■ Dataset entries
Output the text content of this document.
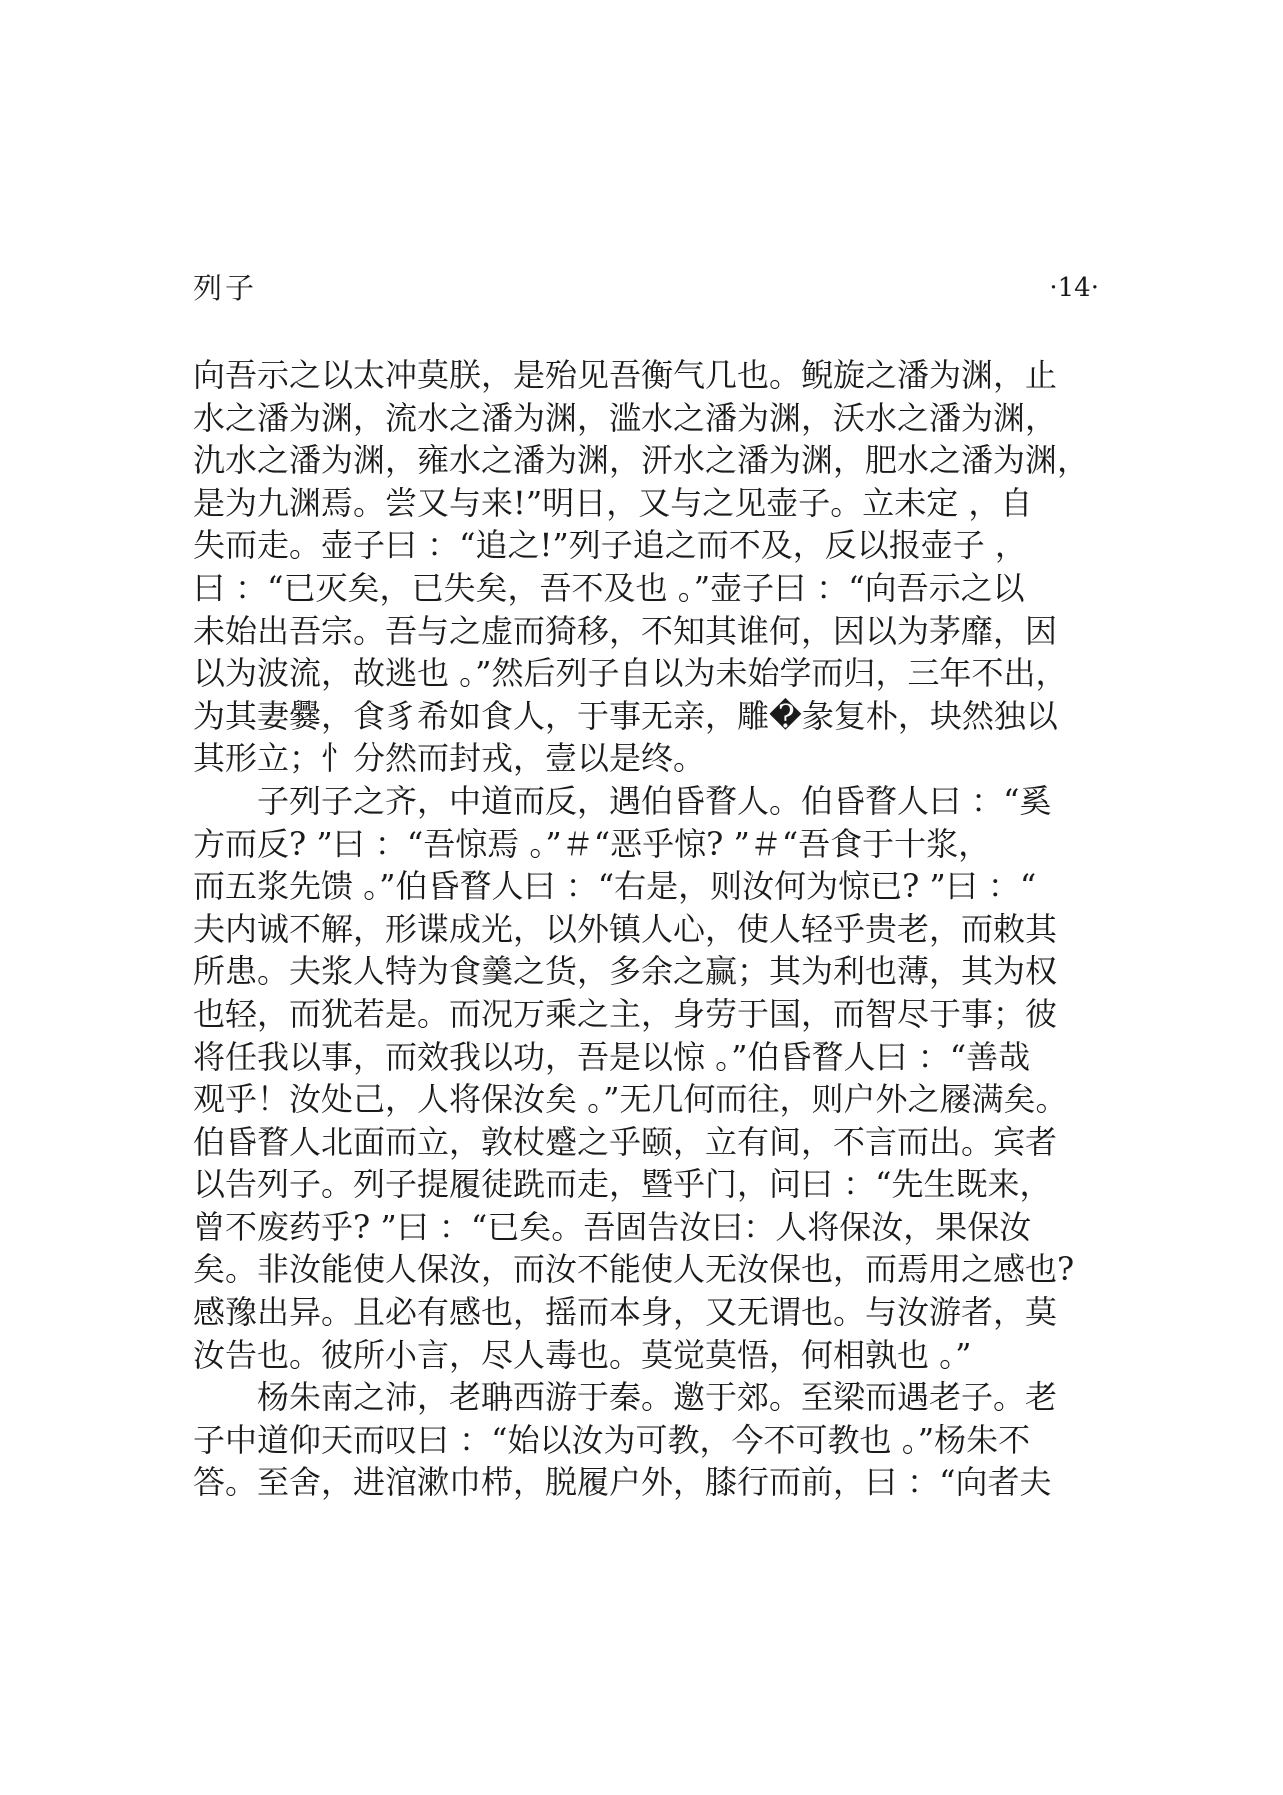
列子	·14·
向吾示之以太冲莫朕，是殆见吾衡气几也。鲵旋之潘为渊，止
水之潘为渊，流水之潘为渊，滥水之潘为渊，沃水之潘为渊，
氿水之潘为渊，雍水之潘为渊，汧水之潘为渊，肥水之潘为渊，
是为九渊焉。尝又与来!”明日，又与之见壶子。立未定 ，自
失而走。壶子曰 ：“追之!”列子追之而不及，反以报壶子 ，
曰 ：“已灭矣，已失矣，吾不及也 。”壶子曰 ：“向吾示之以
未始出吾宗。吾与之虚而猗移，不知其谁何，因以为茅靡，因
以为波流，故逃也 。”然后列子自以为未始学而归，三年不出，
为其妻爨，食豸希如食人，于事无亲，雕�彖复朴，块然独以
其形立；忄分然而封戎，壹以是终。
子列子之齐，中道而反，遇伯昏瞀人。伯昏瞀人曰 ：“奚
方而反? ”曰 ：“吾惊焉 。”＃“恶乎惊? ”＃“吾食于十浆，
而五浆先馈 。”伯昏瞀人曰 ：“右是，则汝何为惊已? ”曰 ：“
夫内诚不解，形谍成光，以外镇人心，使人轻乎贵老，而敕其
所患。夫浆人特为食羹之货，多余之赢；其为利也薄，其为权
也轻，而犹若是。而况万乘之主，身劳于国，而智尽于事；彼
将任我以事，而效我以功，吾是以惊 。”伯昏瞀人曰 ：“善哉
观乎！汝处己，人将保汝矣 。”无几何而往，则户外之屦满矣。
伯昏瞀人北面而立，敦杖蹙之乎颐，立有间，不言而出。宾者
以告列子。列子提履徒跣而走，暨乎门，问曰 ：“先生既来，
曾不废药乎? ”曰 ：“已矣。吾固告汝曰：人将保汝，果保汝
矣。非汝能使人保汝，而汝不能使人无汝保也，而焉用之感也?
感豫出异。且必有感也，摇而本身，又无谓也。与汝游者，莫
汝告也。彼所小言，尽人毒也。莫觉莫悟，何相孰也 。”
杨朱南之沛，老聃西游于秦。邀于郊。至梁而遇老子。老
子中道仰天而叹曰 ：“始以汝为可教，今不可教也 。”杨朱不
答。至舍，进涫漱巾栉，脱履户外，膝行而前，曰 ：“向者夫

■ The task
Note each line of the entries that has "伯昏瞀人曰" in it, and copy those lines.

■ Response
子列子之齐，中道而反，遇伯昏瞀人。伯昏瞀人曰 ：“奚
而五浆先馈 。”伯昏瞀人曰 ：“右是，则汝何为惊已? ”曰 ：“
将任我以事，而效我以功，吾是以惊 。”伯昏瞀人曰 ：“善哉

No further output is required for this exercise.